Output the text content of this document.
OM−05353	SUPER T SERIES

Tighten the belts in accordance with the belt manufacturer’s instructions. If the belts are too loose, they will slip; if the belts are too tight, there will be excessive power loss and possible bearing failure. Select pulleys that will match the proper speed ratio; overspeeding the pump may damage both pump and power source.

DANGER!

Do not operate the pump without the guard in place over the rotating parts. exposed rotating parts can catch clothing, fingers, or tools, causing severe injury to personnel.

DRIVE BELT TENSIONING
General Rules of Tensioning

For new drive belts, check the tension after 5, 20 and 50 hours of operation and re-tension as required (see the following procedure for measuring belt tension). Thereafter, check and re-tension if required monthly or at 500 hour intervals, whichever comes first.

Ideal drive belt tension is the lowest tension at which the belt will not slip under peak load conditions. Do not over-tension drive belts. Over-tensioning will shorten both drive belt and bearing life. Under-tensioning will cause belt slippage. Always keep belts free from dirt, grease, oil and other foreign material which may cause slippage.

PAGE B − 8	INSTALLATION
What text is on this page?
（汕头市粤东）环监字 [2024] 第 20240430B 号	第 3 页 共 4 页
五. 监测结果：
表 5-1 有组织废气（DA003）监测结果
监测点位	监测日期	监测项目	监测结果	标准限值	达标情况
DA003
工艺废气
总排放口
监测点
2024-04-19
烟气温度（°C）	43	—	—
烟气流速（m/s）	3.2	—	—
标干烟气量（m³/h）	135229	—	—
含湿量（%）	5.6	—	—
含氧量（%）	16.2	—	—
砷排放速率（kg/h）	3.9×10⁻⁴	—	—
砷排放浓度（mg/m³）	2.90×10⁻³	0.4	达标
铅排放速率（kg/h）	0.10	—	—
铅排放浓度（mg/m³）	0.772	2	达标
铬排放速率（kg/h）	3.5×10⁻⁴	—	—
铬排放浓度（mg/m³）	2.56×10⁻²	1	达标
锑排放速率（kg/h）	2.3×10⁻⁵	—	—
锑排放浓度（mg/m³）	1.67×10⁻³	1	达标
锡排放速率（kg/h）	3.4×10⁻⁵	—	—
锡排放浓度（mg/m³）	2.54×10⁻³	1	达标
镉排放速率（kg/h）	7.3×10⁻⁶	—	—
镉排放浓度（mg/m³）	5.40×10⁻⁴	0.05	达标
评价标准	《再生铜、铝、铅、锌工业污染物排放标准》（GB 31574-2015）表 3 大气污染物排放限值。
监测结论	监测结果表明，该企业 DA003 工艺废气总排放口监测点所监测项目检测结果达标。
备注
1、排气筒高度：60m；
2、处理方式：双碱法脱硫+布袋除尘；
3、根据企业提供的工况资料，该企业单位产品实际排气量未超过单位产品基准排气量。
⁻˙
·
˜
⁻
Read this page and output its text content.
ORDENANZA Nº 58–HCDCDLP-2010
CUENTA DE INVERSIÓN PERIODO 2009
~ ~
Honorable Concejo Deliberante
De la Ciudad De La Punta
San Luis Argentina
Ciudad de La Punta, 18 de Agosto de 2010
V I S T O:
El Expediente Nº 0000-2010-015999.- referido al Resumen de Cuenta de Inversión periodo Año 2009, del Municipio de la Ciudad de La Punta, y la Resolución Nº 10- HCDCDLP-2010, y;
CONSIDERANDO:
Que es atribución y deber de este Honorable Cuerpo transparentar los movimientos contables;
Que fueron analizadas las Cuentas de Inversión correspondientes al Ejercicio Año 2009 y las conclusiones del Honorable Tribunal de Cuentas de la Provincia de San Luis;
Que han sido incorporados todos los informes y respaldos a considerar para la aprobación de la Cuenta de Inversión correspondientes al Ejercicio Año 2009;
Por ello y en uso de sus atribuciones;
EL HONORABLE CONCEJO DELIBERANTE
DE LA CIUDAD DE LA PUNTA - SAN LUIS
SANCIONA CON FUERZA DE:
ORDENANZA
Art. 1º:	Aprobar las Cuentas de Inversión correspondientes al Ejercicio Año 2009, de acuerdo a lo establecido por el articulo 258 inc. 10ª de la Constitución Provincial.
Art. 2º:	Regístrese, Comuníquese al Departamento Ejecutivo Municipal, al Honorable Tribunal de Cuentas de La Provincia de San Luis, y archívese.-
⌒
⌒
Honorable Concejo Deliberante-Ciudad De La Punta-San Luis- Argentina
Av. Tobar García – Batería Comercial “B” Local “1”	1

WHAT YOU NEED TO DO: In the records above, collect each line with "Tribunal".

OUTPUT BELOW:
Que fueron analizadas las Cuentas de Inversión correspondientes al Ejercicio Año 2009 y las conclusiones del Honorable Tribunal de Cuentas de la Provincia de San Luis;
Art. 2º:	Regístrese, Comuníquese al Departamento Ejecutivo Municipal, al Honorable Tribunal de Cuentas de La Provincia de San Luis, y archívese.-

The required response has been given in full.